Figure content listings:
--- START ---
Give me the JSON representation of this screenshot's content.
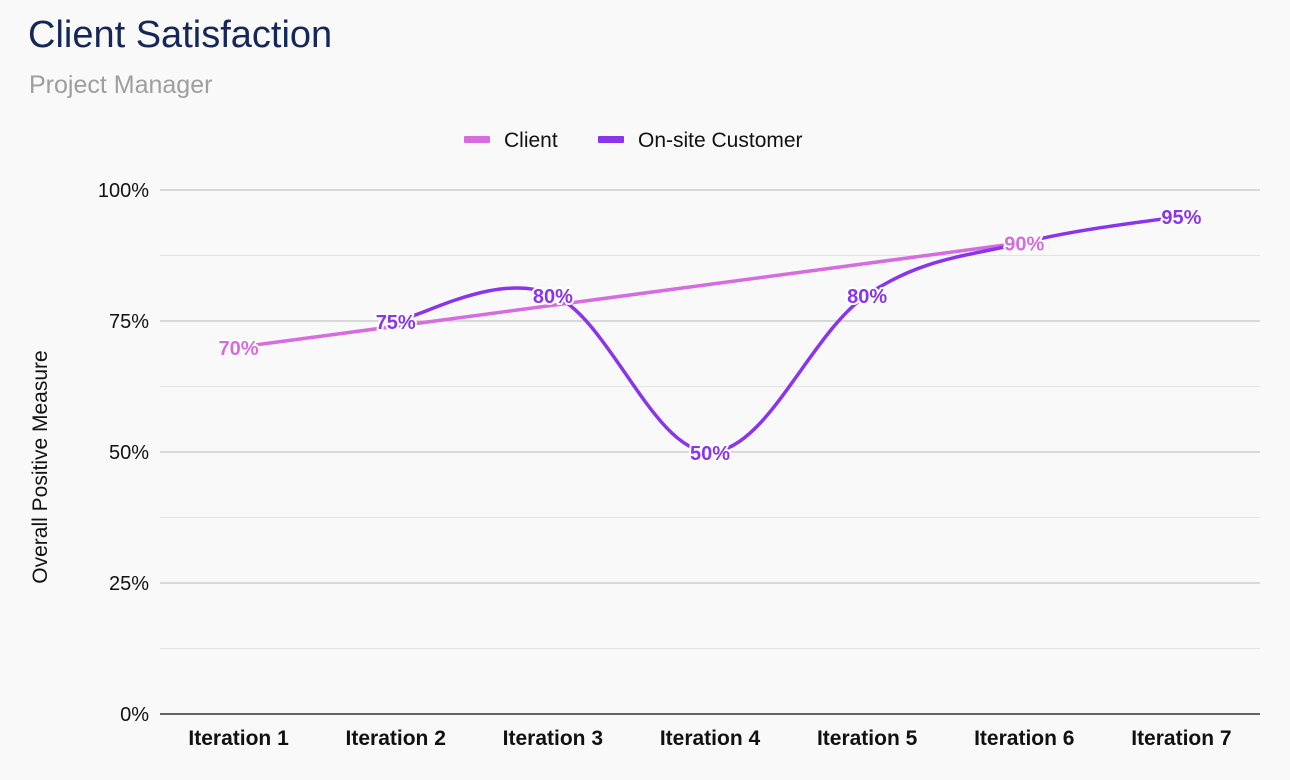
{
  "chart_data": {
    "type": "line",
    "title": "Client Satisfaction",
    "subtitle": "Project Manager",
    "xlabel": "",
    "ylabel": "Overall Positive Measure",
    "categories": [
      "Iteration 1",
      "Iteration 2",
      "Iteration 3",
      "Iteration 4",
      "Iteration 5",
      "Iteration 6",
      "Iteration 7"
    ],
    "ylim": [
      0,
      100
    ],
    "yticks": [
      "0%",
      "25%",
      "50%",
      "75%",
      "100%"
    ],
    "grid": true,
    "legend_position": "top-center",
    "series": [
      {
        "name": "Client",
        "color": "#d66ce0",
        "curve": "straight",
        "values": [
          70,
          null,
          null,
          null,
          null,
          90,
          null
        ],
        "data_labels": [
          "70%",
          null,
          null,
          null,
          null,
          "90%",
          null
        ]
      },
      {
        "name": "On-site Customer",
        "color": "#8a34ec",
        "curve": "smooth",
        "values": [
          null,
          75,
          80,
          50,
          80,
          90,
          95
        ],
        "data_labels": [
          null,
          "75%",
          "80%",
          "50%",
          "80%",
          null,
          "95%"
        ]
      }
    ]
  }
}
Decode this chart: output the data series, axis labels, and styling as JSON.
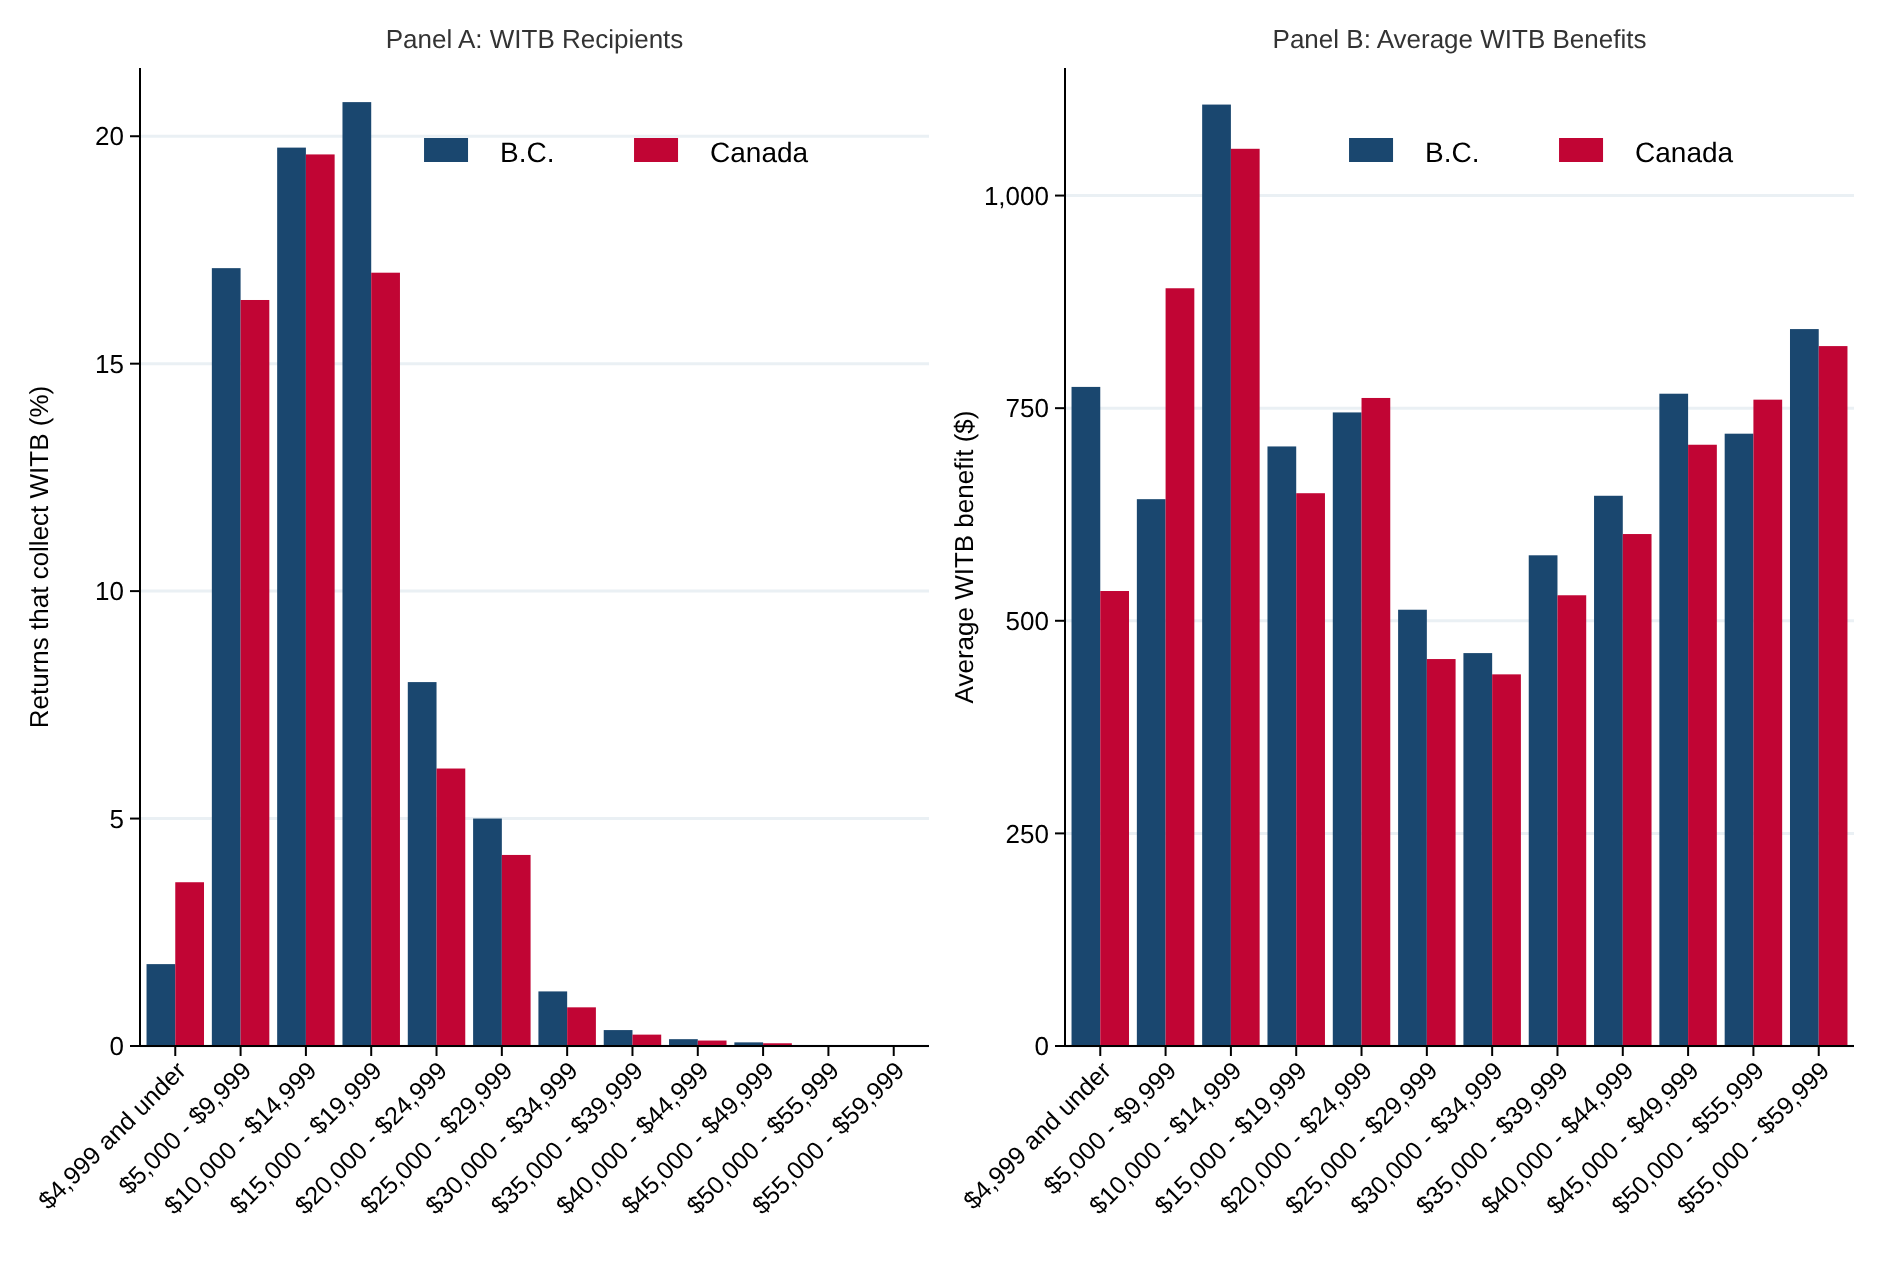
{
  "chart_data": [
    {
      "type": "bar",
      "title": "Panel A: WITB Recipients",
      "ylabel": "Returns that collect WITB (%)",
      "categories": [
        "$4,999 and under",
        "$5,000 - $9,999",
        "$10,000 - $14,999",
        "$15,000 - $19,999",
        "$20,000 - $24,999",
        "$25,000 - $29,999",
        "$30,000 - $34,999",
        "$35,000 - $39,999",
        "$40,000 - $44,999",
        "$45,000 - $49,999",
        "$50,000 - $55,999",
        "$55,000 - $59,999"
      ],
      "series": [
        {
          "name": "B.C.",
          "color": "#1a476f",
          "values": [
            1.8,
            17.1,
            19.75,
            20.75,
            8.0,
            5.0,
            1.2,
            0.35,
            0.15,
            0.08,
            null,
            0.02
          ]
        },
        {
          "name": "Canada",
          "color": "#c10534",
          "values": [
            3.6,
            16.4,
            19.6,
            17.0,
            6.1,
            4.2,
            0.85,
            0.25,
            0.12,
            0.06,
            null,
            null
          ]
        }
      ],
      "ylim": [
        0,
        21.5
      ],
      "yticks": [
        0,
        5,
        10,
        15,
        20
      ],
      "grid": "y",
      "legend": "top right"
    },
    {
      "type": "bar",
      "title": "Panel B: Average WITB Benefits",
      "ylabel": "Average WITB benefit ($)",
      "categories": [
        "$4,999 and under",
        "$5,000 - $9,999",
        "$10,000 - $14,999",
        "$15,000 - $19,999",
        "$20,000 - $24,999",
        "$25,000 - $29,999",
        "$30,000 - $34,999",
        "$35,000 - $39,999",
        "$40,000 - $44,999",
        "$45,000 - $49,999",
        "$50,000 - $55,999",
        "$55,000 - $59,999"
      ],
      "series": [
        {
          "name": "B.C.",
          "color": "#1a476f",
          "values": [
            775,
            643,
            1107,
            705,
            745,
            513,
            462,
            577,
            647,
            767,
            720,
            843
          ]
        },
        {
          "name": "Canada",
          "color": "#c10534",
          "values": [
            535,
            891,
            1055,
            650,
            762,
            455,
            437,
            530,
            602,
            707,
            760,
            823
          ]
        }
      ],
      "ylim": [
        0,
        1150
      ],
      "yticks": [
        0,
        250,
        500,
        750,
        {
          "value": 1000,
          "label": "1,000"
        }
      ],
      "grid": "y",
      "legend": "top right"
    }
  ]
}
--- END ---
> WHAT NEEDS TO BE DONE:
Without the pictures, return all the records precisely as they stand.

> EXERCISE RESPONSE:
Give me the JSON representation of this screenshot's content.
{
  "chart_data": {
    "type": "line",
    "title": "Client Satisfaction",
    "subtitle": "Project Manager",
    "xlabel": "",
    "ylabel": "Overall Positive Measure",
    "categories": [
      "Iteration 1",
      "Iteration 2",
      "Iteration 3",
      "Iteration 4",
      "Iteration 5",
      "Iteration 6",
      "Iteration 7"
    ],
    "ylim": [
      0,
      100
    ],
    "yticks": [
      "0%",
      "25%",
      "50%",
      "75%",
      "100%"
    ],
    "grid": true,
    "legend_position": "top-center",
    "series": [
      {
        "name": "Client",
        "color": "#d66ce0",
        "curve": "straight",
        "values": [
          70,
          null,
          null,
          null,
          null,
          90,
          null
        ],
        "data_labels": [
          "70%",
          null,
          null,
          null,
          null,
          "90%",
          null
        ]
      },
      {
        "name": "On-site Customer",
        "color": "#8a34ec",
        "curve": "smooth",
        "values": [
          null,
          75,
          80,
          50,
          80,
          90,
          95
        ],
        "data_labels": [
          null,
          "75%",
          "80%",
          "50%",
          "80%",
          null,
          "95%"
        ]
      }
    ]
  }
}
Decode this chart: output the data series, axis labels, and styling as JSON.
{
  "chart_data": [
    {
      "type": "bar",
      "title": "Panel A: WITB Recipients",
      "ylabel": "Returns that collect WITB (%)",
      "categories": [
        "$4,999 and under",
        "$5,000 - $9,999",
        "$10,000 - $14,999",
        "$15,000 - $19,999",
        "$20,000 - $24,999",
        "$25,000 - $29,999",
        "$30,000 - $34,999",
        "$35,000 - $39,999",
        "$40,000 - $44,999",
        "$45,000 - $49,999",
        "$50,000 - $55,999",
        "$55,000 - $59,999"
      ],
      "series": [
        {
          "name": "B.C.",
          "color": "#1a476f",
          "values": [
            1.8,
            17.1,
            19.75,
            20.75,
            8.0,
            5.0,
            1.2,
            0.35,
            0.15,
            0.08,
            null,
            0.02
          ]
        },
        {
          "name": "Canada",
          "color": "#c10534",
          "values": [
            3.6,
            16.4,
            19.6,
            17.0,
            6.1,
            4.2,
            0.85,
            0.25,
            0.12,
            0.06,
            null,
            null
          ]
        }
      ],
      "ylim": [
        0,
        21.5
      ],
      "yticks": [
        0,
        5,
        10,
        15,
        20
      ],
      "grid": "y",
      "legend": "top right"
    },
    {
      "type": "bar",
      "title": "Panel B: Average WITB Benefits",
      "ylabel": "Average WITB benefit ($)",
      "categories": [
        "$4,999 and under",
        "$5,000 - $9,999",
        "$10,000 - $14,999",
        "$15,000 - $19,999",
        "$20,000 - $24,999",
        "$25,000 - $29,999",
        "$30,000 - $34,999",
        "$35,000 - $39,999",
        "$40,000 - $44,999",
        "$45,000 - $49,999",
        "$50,000 - $55,999",
        "$55,000 - $59,999"
      ],
      "series": [
        {
          "name": "B.C.",
          "color": "#1a476f",
          "values": [
            775,
            643,
            1107,
            705,
            745,
            513,
            462,
            577,
            647,
            767,
            720,
            843
          ]
        },
        {
          "name": "Canada",
          "color": "#c10534",
          "values": [
            535,
            891,
            1055,
            650,
            762,
            455,
            437,
            530,
            602,
            707,
            760,
            823
          ]
        }
      ],
      "ylim": [
        0,
        1150
      ],
      "yticks": [
        0,
        250,
        500,
        750,
        {
          "value": 1000,
          "label": "1,000"
        }
      ],
      "grid": "y",
      "legend": "top right"
    }
  ]
}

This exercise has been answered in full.